● **INSTRUCTIONS FOR THE TASK**
Gather the lines from the material that contain "xlabel".

Figure record listings
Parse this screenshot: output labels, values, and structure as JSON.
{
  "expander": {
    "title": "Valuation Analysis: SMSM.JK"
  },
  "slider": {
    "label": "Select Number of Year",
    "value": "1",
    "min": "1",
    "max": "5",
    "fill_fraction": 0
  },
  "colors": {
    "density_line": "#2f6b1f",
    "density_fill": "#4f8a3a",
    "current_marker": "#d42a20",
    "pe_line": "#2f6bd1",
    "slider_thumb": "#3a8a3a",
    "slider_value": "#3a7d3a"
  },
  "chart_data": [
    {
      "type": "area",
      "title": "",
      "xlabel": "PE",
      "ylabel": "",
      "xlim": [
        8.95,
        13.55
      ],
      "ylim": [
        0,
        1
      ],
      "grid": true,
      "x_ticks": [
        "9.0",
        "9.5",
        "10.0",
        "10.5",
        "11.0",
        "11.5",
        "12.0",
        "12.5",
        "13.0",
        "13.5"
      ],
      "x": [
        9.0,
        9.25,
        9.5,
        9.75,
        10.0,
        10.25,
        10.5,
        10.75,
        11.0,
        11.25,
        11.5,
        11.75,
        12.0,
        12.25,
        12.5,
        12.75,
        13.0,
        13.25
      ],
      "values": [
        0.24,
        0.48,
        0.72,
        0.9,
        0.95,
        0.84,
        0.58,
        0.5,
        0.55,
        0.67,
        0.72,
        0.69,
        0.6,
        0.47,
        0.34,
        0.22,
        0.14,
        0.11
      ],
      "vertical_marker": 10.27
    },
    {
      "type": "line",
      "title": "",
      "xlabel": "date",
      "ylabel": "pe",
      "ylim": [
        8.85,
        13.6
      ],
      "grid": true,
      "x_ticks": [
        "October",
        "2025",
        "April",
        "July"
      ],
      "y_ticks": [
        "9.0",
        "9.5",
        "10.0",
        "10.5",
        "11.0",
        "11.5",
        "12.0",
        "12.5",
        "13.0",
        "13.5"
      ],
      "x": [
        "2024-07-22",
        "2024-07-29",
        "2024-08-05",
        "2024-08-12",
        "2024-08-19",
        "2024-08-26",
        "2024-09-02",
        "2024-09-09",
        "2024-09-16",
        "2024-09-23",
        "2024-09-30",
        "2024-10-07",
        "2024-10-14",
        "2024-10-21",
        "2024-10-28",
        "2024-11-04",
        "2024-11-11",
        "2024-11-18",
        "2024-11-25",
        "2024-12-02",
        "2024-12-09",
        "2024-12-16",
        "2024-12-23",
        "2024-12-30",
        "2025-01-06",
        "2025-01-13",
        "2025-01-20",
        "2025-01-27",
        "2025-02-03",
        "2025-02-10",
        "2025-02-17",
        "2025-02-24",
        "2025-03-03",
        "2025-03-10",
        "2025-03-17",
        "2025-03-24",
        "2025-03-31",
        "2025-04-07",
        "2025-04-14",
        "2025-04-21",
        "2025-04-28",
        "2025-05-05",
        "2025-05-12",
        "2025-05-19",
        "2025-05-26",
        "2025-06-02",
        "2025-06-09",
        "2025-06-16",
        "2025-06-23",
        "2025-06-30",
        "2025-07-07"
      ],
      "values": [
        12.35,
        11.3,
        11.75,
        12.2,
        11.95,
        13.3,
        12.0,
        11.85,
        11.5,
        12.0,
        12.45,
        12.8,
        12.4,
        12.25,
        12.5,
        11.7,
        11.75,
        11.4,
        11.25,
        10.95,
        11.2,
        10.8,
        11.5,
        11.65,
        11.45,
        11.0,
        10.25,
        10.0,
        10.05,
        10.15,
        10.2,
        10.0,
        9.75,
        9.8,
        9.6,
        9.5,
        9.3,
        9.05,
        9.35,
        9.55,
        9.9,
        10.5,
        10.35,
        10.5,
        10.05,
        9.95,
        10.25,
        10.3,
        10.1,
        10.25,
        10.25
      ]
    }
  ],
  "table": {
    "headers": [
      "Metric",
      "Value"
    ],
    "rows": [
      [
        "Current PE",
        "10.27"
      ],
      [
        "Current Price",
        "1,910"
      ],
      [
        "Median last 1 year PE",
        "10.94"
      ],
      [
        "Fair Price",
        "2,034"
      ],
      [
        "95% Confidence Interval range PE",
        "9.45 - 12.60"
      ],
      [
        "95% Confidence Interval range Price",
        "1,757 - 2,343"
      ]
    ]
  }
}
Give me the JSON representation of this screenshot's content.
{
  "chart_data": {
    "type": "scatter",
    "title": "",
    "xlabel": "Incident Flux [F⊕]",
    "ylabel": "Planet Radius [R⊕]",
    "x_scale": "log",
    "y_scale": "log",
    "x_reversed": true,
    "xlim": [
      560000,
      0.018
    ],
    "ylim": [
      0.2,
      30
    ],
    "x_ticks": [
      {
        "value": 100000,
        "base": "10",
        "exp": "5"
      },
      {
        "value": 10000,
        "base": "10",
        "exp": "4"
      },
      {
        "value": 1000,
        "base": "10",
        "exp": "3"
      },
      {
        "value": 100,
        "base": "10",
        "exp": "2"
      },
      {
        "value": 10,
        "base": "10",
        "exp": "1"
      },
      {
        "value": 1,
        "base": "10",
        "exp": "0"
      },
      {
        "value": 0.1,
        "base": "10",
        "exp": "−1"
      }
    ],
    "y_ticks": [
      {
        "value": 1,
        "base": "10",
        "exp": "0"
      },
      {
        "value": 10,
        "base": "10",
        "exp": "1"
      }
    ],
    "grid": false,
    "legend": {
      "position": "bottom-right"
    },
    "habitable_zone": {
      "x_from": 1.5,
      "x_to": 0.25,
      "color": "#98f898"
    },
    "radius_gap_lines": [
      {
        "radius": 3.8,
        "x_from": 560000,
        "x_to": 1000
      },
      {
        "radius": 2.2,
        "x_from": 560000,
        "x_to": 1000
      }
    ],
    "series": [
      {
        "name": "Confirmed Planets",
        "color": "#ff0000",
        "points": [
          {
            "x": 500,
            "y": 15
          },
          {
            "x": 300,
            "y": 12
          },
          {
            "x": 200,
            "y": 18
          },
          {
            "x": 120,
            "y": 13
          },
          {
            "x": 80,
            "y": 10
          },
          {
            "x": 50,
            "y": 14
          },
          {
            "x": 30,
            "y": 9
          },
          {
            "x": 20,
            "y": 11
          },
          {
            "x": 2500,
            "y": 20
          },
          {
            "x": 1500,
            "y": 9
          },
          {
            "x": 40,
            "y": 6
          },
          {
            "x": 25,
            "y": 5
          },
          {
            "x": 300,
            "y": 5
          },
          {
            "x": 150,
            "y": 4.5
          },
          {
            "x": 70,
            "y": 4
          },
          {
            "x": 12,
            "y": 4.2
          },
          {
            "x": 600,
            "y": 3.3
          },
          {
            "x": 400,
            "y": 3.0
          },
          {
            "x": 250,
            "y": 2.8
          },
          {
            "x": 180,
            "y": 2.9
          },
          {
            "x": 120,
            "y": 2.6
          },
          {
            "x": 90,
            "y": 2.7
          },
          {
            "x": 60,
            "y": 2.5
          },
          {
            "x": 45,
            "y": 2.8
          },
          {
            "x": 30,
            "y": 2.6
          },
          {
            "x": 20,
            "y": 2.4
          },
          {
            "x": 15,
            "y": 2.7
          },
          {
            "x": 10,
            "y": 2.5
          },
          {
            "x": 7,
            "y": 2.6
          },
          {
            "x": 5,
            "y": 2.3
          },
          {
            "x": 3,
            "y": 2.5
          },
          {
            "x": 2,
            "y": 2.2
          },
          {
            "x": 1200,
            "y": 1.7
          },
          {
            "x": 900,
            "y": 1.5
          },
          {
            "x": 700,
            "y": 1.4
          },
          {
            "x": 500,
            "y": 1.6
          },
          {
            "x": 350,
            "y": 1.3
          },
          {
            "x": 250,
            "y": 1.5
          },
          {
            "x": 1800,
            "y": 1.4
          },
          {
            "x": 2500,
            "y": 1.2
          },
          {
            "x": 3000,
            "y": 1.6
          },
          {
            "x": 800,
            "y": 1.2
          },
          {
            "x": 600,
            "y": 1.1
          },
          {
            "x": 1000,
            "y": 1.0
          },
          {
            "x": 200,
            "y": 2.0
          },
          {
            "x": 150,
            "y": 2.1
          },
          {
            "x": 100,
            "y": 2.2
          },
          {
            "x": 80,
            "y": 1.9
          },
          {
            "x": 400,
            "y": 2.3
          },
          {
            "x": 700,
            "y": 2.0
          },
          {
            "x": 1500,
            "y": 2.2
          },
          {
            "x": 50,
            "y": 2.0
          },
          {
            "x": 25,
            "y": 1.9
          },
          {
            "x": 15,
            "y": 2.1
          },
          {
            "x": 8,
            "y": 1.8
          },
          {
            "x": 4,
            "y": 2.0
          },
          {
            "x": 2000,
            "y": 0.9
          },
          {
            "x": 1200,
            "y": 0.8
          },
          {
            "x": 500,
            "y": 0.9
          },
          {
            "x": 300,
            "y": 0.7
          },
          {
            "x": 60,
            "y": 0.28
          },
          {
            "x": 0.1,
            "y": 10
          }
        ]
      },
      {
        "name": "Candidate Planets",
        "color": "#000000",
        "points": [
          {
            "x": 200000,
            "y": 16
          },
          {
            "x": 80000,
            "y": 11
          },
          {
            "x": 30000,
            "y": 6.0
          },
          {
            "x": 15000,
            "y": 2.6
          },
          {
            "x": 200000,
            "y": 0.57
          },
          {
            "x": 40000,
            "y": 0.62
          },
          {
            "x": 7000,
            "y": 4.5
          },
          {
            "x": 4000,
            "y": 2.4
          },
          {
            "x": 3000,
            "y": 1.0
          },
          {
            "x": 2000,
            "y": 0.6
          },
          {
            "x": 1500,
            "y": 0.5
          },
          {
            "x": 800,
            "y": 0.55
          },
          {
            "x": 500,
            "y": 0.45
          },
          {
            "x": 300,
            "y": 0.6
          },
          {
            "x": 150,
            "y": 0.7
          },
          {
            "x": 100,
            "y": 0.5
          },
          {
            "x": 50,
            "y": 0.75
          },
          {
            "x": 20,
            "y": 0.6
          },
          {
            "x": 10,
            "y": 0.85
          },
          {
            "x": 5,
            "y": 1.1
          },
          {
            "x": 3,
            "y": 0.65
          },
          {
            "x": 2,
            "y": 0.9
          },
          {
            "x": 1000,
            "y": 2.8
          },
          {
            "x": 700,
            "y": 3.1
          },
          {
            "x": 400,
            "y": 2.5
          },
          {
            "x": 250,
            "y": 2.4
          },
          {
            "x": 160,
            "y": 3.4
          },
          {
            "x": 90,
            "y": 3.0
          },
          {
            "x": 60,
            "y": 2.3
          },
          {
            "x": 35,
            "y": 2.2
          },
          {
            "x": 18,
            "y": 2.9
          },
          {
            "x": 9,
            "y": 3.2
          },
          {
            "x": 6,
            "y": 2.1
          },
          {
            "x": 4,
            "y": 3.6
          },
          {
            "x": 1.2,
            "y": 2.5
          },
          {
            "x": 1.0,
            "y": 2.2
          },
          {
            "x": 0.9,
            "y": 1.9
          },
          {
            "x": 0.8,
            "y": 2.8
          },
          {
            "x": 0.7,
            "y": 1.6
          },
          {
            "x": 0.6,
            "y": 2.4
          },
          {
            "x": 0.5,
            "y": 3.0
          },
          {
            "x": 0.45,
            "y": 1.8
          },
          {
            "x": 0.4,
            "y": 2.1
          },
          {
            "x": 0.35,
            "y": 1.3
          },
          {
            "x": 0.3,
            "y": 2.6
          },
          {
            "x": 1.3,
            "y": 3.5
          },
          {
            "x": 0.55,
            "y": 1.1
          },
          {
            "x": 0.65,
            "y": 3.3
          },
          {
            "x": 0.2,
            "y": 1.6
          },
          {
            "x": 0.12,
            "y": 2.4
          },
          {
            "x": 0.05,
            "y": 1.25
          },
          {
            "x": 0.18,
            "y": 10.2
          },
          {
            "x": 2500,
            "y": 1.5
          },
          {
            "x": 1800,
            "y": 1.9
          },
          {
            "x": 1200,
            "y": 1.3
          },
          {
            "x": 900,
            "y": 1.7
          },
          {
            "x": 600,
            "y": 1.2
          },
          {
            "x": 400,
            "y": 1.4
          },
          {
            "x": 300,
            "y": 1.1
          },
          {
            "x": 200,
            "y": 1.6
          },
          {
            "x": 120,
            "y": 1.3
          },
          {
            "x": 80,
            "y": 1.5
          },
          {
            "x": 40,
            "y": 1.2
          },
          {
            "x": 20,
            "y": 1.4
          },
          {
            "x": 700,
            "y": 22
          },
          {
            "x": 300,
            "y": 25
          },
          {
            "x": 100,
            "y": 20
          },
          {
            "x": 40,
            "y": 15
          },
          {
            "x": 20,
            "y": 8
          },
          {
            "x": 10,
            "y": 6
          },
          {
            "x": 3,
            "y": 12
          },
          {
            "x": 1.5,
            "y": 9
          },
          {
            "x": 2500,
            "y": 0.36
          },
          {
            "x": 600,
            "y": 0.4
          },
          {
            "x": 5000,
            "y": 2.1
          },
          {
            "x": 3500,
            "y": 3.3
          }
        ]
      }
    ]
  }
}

● **RESPONSE**
      "xlabel": "PE",
      "xlabel": "date",
    "xlabel": "Incident Flux [F⊕]",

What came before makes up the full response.